ENTRIES SHOWN ::
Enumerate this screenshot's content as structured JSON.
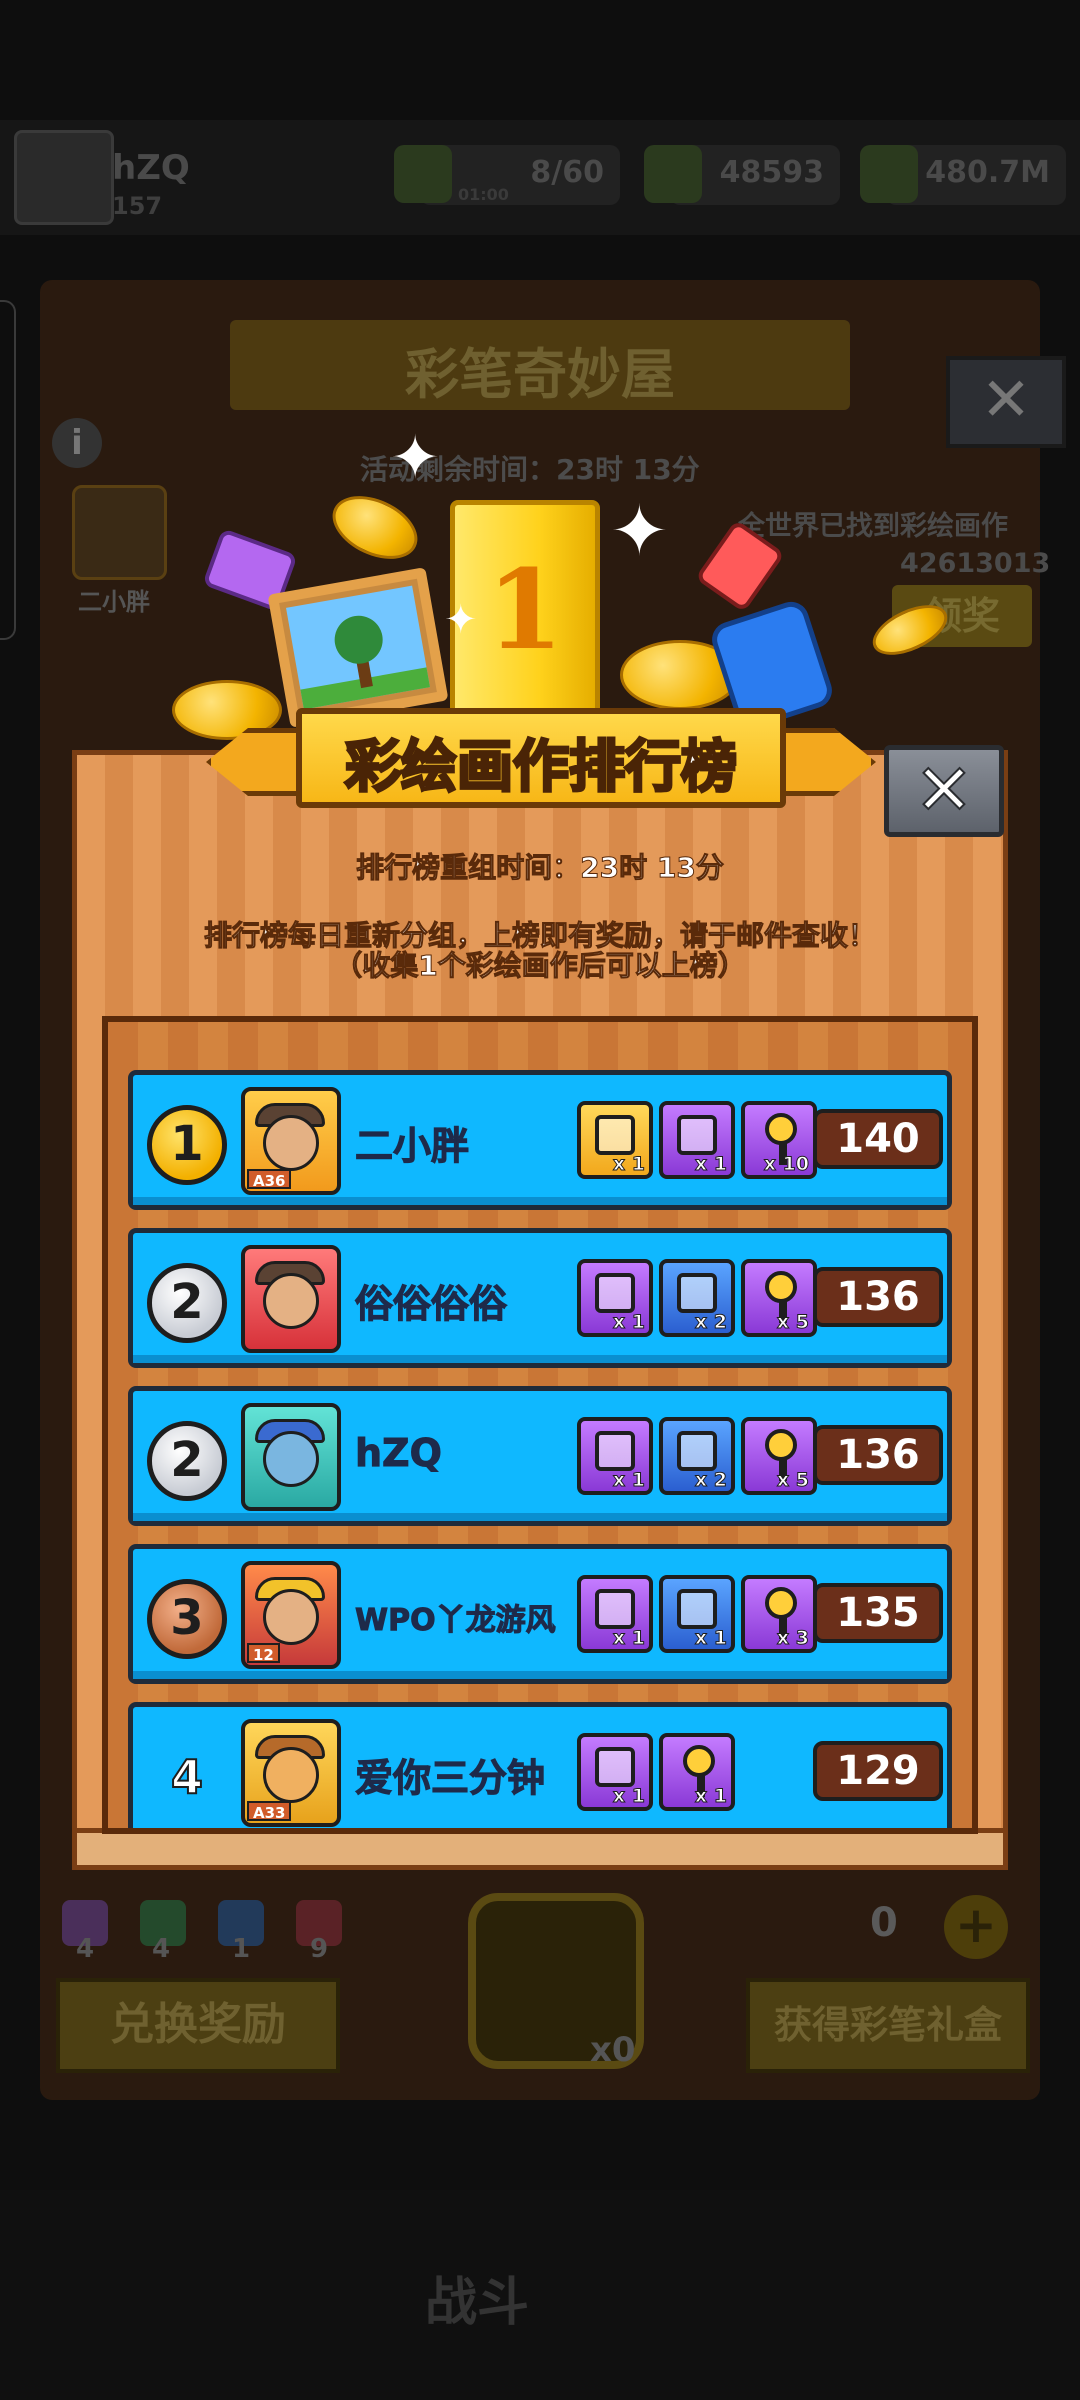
{
  "background": {
    "player_name": "hZQ",
    "player_level": "157",
    "resources": [
      {
        "value": "8/60",
        "sub": "01:00"
      },
      {
        "value": "48593"
      },
      {
        "value": "480.7M"
      }
    ],
    "shop_title": "彩笔奇妙屋",
    "event_time": "活动剩余时间：23时 13分",
    "leader_name": "二小胖",
    "world_text": "全世界已找到彩绘画作",
    "world_count": "42613013",
    "claim_label": "领奖",
    "pencil_counts": [
      "4",
      "4",
      "1",
      "9"
    ],
    "exchange_label": "兑换奖励",
    "unlock_count": "x0",
    "gift_count": "0",
    "get_box_label": "获得彩笔礼盒",
    "battle_label": "战斗",
    "close_glyph": "✕",
    "info_glyph": "i",
    "plus_glyph": "+"
  },
  "header_art": {
    "gold_bar_number": "1"
  },
  "leaderboard": {
    "title": "彩绘画作排行榜",
    "close_glyph": "✕",
    "reset_time": "排行榜重组时间：23时 13分",
    "rules_line1": "排行榜每日重新分组，上榜即有奖励，请于邮件查收！",
    "rules_line2": "（收集1个彩绘画作后可以上榜）",
    "rows": [
      {
        "rank": "1",
        "medal": "gold",
        "name": "二小胖",
        "avatar_tag": "A36",
        "avatar_color": "orange",
        "score": "140",
        "rewards": [
          {
            "type": "gold-chest",
            "qty": "x 1"
          },
          {
            "type": "purple-chest",
            "qty": "x 1"
          },
          {
            "type": "key",
            "qty": "x 10"
          }
        ]
      },
      {
        "rank": "2",
        "medal": "silver",
        "name": "俗俗俗俗",
        "avatar_tag": "",
        "avatar_color": "red",
        "score": "136",
        "rewards": [
          {
            "type": "purple-chest",
            "qty": "x 1"
          },
          {
            "type": "blue-chest",
            "qty": "x 2"
          },
          {
            "type": "key",
            "qty": "x 5"
          }
        ]
      },
      {
        "rank": "2",
        "medal": "silver",
        "name": "hZQ",
        "avatar_tag": "",
        "avatar_color": "teal",
        "score": "136",
        "rewards": [
          {
            "type": "purple-chest",
            "qty": "x 1"
          },
          {
            "type": "blue-chest",
            "qty": "x 2"
          },
          {
            "type": "key",
            "qty": "x 5"
          }
        ]
      },
      {
        "rank": "3",
        "medal": "bronze",
        "name": "WPO丫龙游风",
        "avatar_tag": "12",
        "avatar_color": "maroon",
        "score": "135",
        "rewards": [
          {
            "type": "purple-chest",
            "qty": "x 1"
          },
          {
            "type": "blue-chest",
            "qty": "x 1"
          },
          {
            "type": "key",
            "qty": "x 3"
          }
        ]
      },
      {
        "rank": "4",
        "medal": "none",
        "name": "爱你三分钟",
        "avatar_tag": "A33",
        "avatar_color": "yellow",
        "score": "129",
        "rewards": [
          {
            "type": "purple-chest",
            "qty": "x 1"
          },
          {
            "type": "key",
            "qty": "x 1"
          }
        ]
      }
    ]
  },
  "colors": {
    "row_blue": "#0fb8ff",
    "panel_wood": "#e49a5a",
    "ribbon_gold": "#ffd84a",
    "score_brown": "#6b2f1a"
  }
}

TASK STATEMENT :: Display every line of the listing that contains the string "medal".

RESPONSE BELOW ::
        "medal": "gold",
        "medal": "silver",
        "medal": "silver",
        "medal": "bronze",
        "medal": "none",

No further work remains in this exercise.